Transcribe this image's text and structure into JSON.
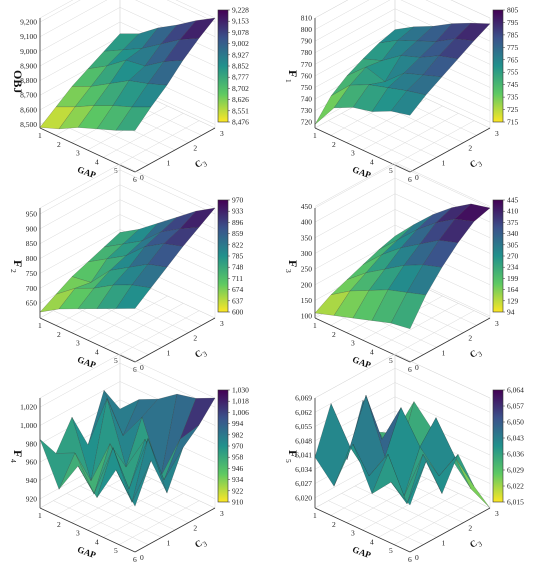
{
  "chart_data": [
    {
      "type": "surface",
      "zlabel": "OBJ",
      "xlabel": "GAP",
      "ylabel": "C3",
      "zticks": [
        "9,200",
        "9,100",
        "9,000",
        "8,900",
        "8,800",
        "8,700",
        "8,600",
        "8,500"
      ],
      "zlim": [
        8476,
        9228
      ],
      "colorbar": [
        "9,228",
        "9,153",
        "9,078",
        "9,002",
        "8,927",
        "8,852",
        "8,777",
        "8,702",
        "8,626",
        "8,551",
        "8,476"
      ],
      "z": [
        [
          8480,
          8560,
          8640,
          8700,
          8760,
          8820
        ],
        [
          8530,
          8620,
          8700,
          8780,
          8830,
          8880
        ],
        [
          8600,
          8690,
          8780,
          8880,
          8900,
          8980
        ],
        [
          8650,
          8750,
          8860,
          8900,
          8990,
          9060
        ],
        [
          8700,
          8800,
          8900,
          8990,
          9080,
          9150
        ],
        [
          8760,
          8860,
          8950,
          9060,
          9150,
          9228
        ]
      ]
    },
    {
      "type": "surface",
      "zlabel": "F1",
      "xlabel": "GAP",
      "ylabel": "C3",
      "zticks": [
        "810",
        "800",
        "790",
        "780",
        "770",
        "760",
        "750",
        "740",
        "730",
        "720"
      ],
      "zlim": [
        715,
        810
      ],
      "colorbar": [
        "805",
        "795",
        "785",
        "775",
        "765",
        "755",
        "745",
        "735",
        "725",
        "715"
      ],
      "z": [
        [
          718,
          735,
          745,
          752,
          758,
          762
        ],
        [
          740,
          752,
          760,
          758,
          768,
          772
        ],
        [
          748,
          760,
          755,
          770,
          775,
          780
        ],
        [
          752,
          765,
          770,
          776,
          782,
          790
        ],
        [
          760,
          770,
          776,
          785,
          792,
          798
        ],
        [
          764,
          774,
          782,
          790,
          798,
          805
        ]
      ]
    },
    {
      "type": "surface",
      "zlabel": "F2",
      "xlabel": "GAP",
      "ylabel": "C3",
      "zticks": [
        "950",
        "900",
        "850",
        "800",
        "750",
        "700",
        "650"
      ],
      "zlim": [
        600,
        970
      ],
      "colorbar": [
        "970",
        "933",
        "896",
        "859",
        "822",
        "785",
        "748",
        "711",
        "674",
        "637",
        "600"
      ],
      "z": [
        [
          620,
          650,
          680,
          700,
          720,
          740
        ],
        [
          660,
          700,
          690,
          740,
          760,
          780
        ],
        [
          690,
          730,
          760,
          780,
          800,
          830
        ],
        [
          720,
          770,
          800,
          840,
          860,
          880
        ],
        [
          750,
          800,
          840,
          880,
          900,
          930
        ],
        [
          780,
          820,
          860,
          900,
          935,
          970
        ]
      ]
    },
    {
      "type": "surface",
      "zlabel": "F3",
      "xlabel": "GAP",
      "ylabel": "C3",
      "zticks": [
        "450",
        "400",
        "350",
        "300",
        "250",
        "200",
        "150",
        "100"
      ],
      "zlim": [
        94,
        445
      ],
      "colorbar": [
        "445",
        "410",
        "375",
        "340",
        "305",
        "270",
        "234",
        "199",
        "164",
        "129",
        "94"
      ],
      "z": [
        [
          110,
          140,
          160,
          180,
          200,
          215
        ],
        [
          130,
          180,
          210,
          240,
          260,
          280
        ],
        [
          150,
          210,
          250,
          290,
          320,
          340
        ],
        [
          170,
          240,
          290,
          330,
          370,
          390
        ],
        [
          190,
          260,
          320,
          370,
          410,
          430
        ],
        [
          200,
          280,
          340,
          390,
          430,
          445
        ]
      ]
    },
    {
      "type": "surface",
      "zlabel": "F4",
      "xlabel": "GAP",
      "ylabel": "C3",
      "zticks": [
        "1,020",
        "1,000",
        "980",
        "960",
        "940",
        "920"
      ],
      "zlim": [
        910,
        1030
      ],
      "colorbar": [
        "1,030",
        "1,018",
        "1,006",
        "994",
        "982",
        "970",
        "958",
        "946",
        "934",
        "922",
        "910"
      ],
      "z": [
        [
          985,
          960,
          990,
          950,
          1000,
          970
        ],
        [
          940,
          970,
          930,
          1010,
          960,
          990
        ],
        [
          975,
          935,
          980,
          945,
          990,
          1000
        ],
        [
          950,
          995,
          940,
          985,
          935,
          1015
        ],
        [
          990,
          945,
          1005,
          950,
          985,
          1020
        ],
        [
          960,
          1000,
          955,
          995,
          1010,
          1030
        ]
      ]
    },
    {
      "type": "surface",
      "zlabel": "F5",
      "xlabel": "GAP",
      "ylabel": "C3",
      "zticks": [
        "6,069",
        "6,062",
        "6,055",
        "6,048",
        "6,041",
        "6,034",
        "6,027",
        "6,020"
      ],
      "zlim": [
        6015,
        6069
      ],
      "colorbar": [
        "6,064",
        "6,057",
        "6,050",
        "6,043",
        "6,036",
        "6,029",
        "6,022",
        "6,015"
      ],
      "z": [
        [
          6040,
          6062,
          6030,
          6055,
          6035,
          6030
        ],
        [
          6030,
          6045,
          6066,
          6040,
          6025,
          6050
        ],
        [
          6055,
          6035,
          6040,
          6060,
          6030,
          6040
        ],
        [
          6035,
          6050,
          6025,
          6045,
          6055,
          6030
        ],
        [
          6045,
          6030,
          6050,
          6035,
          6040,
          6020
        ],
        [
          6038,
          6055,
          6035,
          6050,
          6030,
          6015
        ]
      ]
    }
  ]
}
□ □ □ □
### [GOAL]
Transcribe all of the records above character for character. Exclude the pictures.

### [SOLUTION TO THIS EXERCISE]
Transcribe this image's text and structure into JSON.
{
  "chart_data": [
    {
      "type": "surface",
      "zlabel": "OBJ",
      "xlabel": "GAP",
      "ylabel": "C3",
      "zticks": [
        "9,200",
        "9,100",
        "9,000",
        "8,900",
        "8,800",
        "8,700",
        "8,600",
        "8,500"
      ],
      "zlim": [
        8476,
        9228
      ],
      "colorbar": [
        "9,228",
        "9,153",
        "9,078",
        "9,002",
        "8,927",
        "8,852",
        "8,777",
        "8,702",
        "8,626",
        "8,551",
        "8,476"
      ],
      "z": [
        [
          8480,
          8560,
          8640,
          8700,
          8760,
          8820
        ],
        [
          8530,
          8620,
          8700,
          8780,
          8830,
          8880
        ],
        [
          8600,
          8690,
          8780,
          8880,
          8900,
          8980
        ],
        [
          8650,
          8750,
          8860,
          8900,
          8990,
          9060
        ],
        [
          8700,
          8800,
          8900,
          8990,
          9080,
          9150
        ],
        [
          8760,
          8860,
          8950,
          9060,
          9150,
          9228
        ]
      ]
    },
    {
      "type": "surface",
      "zlabel": "F1",
      "xlabel": "GAP",
      "ylabel": "C3",
      "zticks": [
        "810",
        "800",
        "790",
        "780",
        "770",
        "760",
        "750",
        "740",
        "730",
        "720"
      ],
      "zlim": [
        715,
        810
      ],
      "colorbar": [
        "805",
        "795",
        "785",
        "775",
        "765",
        "755",
        "745",
        "735",
        "725",
        "715"
      ],
      "z": [
        [
          718,
          735,
          745,
          752,
          758,
          762
        ],
        [
          740,
          752,
          760,
          758,
          768,
          772
        ],
        [
          748,
          760,
          755,
          770,
          775,
          780
        ],
        [
          752,
          765,
          770,
          776,
          782,
          790
        ],
        [
          760,
          770,
          776,
          785,
          792,
          798
        ],
        [
          764,
          774,
          782,
          790,
          798,
          805
        ]
      ]
    },
    {
      "type": "surface",
      "zlabel": "F2",
      "xlabel": "GAP",
      "ylabel": "C3",
      "zticks": [
        "950",
        "900",
        "850",
        "800",
        "750",
        "700",
        "650"
      ],
      "zlim": [
        600,
        970
      ],
      "colorbar": [
        "970",
        "933",
        "896",
        "859",
        "822",
        "785",
        "748",
        "711",
        "674",
        "637",
        "600"
      ],
      "z": [
        [
          620,
          650,
          680,
          700,
          720,
          740
        ],
        [
          660,
          700,
          690,
          740,
          760,
          780
        ],
        [
          690,
          730,
          760,
          780,
          800,
          830
        ],
        [
          720,
          770,
          800,
          840,
          860,
          880
        ],
        [
          750,
          800,
          840,
          880,
          900,
          930
        ],
        [
          780,
          820,
          860,
          900,
          935,
          970
        ]
      ]
    },
    {
      "type": "surface",
      "zlabel": "F3",
      "xlabel": "GAP",
      "ylabel": "C3",
      "zticks": [
        "450",
        "400",
        "350",
        "300",
        "250",
        "200",
        "150",
        "100"
      ],
      "zlim": [
        94,
        445
      ],
      "colorbar": [
        "445",
        "410",
        "375",
        "340",
        "305",
        "270",
        "234",
        "199",
        "164",
        "129",
        "94"
      ],
      "z": [
        [
          110,
          140,
          160,
          180,
          200,
          215
        ],
        [
          130,
          180,
          210,
          240,
          260,
          280
        ],
        [
          150,
          210,
          250,
          290,
          320,
          340
        ],
        [
          170,
          240,
          290,
          330,
          370,
          390
        ],
        [
          190,
          260,
          320,
          370,
          410,
          430
        ],
        [
          200,
          280,
          340,
          390,
          430,
          445
        ]
      ]
    },
    {
      "type": "surface",
      "zlabel": "F4",
      "xlabel": "GAP",
      "ylabel": "C3",
      "zticks": [
        "1,020",
        "1,000",
        "980",
        "960",
        "940",
        "920"
      ],
      "zlim": [
        910,
        1030
      ],
      "colorbar": [
        "1,030",
        "1,018",
        "1,006",
        "994",
        "982",
        "970",
        "958",
        "946",
        "934",
        "922",
        "910"
      ],
      "z": [
        [
          985,
          960,
          990,
          950,
          1000,
          970
        ],
        [
          940,
          970,
          930,
          1010,
          960,
          990
        ],
        [
          975,
          935,
          980,
          945,
          990,
          1000
        ],
        [
          950,
          995,
          940,
          985,
          935,
          1015
        ],
        [
          990,
          945,
          1005,
          950,
          985,
          1020
        ],
        [
          960,
          1000,
          955,
          995,
          1010,
          1030
        ]
      ]
    },
    {
      "type": "surface",
      "zlabel": "F5",
      "xlabel": "GAP",
      "ylabel": "C3",
      "zticks": [
        "6,069",
        "6,062",
        "6,055",
        "6,048",
        "6,041",
        "6,034",
        "6,027",
        "6,020"
      ],
      "zlim": [
        6015,
        6069
      ],
      "colorbar": [
        "6,064",
        "6,057",
        "6,050",
        "6,043",
        "6,036",
        "6,029",
        "6,022",
        "6,015"
      ],
      "z": [
        [
          6040,
          6062,
          6030,
          6055,
          6035,
          6030
        ],
        [
          6030,
          6045,
          6066,
          6040,
          6025,
          6050
        ],
        [
          6055,
          6035,
          6040,
          6060,
          6030,
          6040
        ],
        [
          6035,
          6050,
          6025,
          6045,
          6055,
          6030
        ],
        [
          6045,
          6030,
          6050,
          6035,
          6040,
          6020
        ],
        [
          6038,
          6055,
          6035,
          6050,
          6030,
          6015
        ]
      ]
    }
  ]
}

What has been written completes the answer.